## GOAL
Print the entries below in their entirety, exactly as they are written.
——————
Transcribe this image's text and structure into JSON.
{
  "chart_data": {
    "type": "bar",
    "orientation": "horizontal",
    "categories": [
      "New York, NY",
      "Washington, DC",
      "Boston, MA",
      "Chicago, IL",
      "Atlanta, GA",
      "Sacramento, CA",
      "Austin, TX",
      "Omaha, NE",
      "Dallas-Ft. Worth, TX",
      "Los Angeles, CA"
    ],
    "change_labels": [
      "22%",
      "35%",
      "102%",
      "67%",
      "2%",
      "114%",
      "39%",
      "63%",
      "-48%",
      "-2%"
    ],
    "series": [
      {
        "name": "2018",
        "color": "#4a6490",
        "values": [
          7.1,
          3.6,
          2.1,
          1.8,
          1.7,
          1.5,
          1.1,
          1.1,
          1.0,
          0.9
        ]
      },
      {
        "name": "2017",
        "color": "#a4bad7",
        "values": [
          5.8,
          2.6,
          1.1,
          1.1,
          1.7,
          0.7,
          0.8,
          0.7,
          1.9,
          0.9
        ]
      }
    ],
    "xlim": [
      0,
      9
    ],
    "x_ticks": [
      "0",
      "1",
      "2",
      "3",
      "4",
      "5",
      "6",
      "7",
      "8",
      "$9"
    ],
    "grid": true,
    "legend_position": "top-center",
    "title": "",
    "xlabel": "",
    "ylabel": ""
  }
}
——————
## ANSWER TO THIS EXERCISE
Transcribe this image's text and structure into JSON.
{
  "chart_data": {
    "type": "bar",
    "orientation": "horizontal",
    "categories": [
      "New York, NY",
      "Washington, DC",
      "Boston, MA",
      "Chicago, IL",
      "Atlanta, GA",
      "Sacramento, CA",
      "Austin, TX",
      "Omaha, NE",
      "Dallas-Ft. Worth, TX",
      "Los Angeles, CA"
    ],
    "change_labels": [
      "22%",
      "35%",
      "102%",
      "67%",
      "2%",
      "114%",
      "39%",
      "63%",
      "-48%",
      "-2%"
    ],
    "series": [
      {
        "name": "2018",
        "color": "#4a6490",
        "values": [
          7.1,
          3.6,
          2.1,
          1.8,
          1.7,
          1.5,
          1.1,
          1.1,
          1.0,
          0.9
        ]
      },
      {
        "name": "2017",
        "color": "#a4bad7",
        "values": [
          5.8,
          2.6,
          1.1,
          1.1,
          1.7,
          0.7,
          0.8,
          0.7,
          1.9,
          0.9
        ]
      }
    ],
    "xlim": [
      0,
      9
    ],
    "x_ticks": [
      "0",
      "1",
      "2",
      "3",
      "4",
      "5",
      "6",
      "7",
      "8",
      "$9"
    ],
    "grid": true,
    "legend_position": "top-center",
    "title": "",
    "xlabel": "",
    "ylabel": ""
  }
}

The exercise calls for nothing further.